**TEXTO**:
◆ ◆ ◆ ◆

O Tribunal de Justiça do Amazonas (TJAM) suspendeu temporariamente a ordem de despejo do tradicional Bar do Armando, localizado no Centro de Manaus. A decisão foi assinada pelo desembargador Airton Luís Corrêa Gentil, vice-presidente da Corte, no dia 25 de junho, após analisar o recurso apresentado pela empresa Casa Nossa Senhora de Nazaré Ltda., responsável pelo estabelecimento.
O bar ocupa o imóvel alugado desde 1984. No entanto, a disputa judicial começou em 2015, quando a Diocese do Alto Solimões, proprietária do prédio, solicitou a retomada do espaço para instalar uma sede administrativa na capital amazonense.
Além disso, na decisão, o desembargador considerou necessário suspender o cumprimento da ordem de despejo para evitar prejuízos irreversíveis até que as Câmaras Reunidas do TJAM analisem o recurso. Dessa forma, a desocupação do imóvel permanecerá suspensa até o julgamento definitivo do Agravo Interno.

◆ ◆ ◆ ◆

**ENTRADAS LISTADAS**:
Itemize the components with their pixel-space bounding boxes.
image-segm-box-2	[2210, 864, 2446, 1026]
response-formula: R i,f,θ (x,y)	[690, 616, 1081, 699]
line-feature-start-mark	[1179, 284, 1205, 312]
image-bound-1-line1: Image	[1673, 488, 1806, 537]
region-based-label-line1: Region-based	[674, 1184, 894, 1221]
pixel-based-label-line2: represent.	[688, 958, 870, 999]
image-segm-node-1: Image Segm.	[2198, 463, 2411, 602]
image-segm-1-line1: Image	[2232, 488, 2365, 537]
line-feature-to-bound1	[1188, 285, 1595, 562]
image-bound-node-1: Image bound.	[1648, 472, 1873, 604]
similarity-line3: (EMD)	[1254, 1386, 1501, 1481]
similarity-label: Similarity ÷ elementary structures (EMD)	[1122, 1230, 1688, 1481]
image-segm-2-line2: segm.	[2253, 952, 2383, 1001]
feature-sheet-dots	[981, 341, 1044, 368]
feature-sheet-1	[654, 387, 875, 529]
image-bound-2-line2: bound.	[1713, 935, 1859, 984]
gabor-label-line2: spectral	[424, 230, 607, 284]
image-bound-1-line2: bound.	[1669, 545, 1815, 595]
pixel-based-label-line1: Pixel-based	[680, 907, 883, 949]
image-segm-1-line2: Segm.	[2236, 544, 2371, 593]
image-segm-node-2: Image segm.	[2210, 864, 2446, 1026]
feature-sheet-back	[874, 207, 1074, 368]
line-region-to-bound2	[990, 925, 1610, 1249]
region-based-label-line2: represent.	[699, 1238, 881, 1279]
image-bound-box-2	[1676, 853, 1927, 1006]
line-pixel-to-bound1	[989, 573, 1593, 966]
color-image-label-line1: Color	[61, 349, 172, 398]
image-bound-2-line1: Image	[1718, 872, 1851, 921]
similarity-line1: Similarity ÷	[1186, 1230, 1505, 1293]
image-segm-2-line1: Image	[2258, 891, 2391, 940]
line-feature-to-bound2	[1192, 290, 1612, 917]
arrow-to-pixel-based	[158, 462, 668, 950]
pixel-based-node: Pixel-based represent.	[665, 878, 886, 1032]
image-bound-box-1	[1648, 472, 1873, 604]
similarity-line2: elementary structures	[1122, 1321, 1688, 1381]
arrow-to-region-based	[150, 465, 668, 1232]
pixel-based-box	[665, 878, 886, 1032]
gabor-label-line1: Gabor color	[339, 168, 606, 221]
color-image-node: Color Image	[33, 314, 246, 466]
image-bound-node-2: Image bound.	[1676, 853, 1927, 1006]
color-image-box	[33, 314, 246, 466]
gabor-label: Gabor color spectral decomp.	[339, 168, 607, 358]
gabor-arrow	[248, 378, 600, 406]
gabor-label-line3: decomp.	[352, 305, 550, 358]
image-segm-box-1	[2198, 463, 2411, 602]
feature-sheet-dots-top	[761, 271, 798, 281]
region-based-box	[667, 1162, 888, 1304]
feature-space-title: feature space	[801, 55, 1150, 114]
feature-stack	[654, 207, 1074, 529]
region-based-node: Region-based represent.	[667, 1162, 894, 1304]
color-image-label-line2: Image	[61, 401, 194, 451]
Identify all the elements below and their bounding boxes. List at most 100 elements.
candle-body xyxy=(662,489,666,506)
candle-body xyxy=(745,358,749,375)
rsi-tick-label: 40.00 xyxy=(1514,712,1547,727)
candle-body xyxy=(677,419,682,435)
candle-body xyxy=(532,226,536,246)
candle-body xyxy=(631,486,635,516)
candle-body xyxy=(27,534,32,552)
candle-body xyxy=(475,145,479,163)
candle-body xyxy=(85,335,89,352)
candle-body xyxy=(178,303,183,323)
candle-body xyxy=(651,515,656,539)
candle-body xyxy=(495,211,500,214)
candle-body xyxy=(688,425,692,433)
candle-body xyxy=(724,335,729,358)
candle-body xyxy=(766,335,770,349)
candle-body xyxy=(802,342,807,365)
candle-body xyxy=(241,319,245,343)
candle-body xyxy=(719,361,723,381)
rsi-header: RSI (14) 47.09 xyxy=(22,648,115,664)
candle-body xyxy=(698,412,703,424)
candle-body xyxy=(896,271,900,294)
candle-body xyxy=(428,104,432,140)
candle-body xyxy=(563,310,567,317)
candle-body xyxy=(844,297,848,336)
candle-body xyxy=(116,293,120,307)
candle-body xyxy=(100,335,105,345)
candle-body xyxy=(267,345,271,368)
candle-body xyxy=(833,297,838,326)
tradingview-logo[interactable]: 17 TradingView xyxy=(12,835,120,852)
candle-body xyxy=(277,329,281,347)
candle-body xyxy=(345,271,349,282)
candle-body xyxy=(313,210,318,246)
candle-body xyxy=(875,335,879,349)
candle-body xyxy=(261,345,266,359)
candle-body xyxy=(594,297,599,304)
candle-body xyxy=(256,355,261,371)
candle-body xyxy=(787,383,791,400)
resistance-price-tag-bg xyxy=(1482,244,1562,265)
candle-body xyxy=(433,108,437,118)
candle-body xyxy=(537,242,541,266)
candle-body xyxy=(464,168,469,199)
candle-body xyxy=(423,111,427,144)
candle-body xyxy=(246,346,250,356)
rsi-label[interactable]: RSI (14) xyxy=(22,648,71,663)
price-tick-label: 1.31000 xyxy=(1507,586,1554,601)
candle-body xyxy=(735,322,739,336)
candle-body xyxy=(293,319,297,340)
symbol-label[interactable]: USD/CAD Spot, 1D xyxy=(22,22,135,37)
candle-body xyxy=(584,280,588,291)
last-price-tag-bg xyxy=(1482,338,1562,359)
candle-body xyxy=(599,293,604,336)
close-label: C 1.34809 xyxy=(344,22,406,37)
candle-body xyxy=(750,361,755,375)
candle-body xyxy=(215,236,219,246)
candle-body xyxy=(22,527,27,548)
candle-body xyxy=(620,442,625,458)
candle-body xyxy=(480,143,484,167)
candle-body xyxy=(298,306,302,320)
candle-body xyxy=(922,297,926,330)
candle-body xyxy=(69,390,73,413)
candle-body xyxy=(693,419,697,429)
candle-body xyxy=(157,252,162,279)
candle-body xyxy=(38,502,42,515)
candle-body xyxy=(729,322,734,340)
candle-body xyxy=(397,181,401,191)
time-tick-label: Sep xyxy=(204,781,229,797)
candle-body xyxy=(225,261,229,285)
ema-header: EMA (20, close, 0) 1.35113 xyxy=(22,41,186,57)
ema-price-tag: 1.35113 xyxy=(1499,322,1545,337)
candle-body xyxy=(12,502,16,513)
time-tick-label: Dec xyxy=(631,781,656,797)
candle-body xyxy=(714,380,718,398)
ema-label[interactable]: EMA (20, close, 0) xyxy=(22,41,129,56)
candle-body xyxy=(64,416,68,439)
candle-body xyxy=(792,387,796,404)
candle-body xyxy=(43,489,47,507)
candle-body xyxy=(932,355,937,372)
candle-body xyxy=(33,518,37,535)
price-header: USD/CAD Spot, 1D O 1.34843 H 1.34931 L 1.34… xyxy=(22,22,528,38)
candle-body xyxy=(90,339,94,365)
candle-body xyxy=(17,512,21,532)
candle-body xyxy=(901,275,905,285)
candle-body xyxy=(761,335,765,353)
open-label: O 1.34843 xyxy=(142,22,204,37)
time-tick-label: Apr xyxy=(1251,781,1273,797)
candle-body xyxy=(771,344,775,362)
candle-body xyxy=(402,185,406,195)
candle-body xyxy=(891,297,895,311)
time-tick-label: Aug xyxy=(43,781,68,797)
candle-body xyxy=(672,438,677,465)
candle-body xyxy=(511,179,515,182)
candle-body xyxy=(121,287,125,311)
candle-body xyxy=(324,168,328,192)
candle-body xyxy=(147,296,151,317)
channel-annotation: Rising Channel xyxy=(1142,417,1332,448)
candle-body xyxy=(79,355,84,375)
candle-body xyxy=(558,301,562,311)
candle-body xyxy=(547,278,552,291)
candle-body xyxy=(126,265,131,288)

◆ ◆ ◆ ◆

**INSTRUÇÃO A**: Segundo o texto, desde que ano o Bar do Armando ocupa o imóvel alugado?
**INSTRUÇÃO B**: Reproduza fielmente o trecho do texto que começa em "O bar ocupa" e termina em "na capital amazonense.".
As entradas não guardam relação com o texto.

**CAMPO DE RESPOSTA A**: Desde 1984.

**CAMPO DE RESPOSTA B**:
O bar ocupa o imóvel alugado desde 1984. No entanto, a disputa judicial começou em 2015, quando a Diocese do Alto Solimões, proprietária do prédio, solicitou a retomada do espaço para instalar uma sede administrativa na capital amazonense.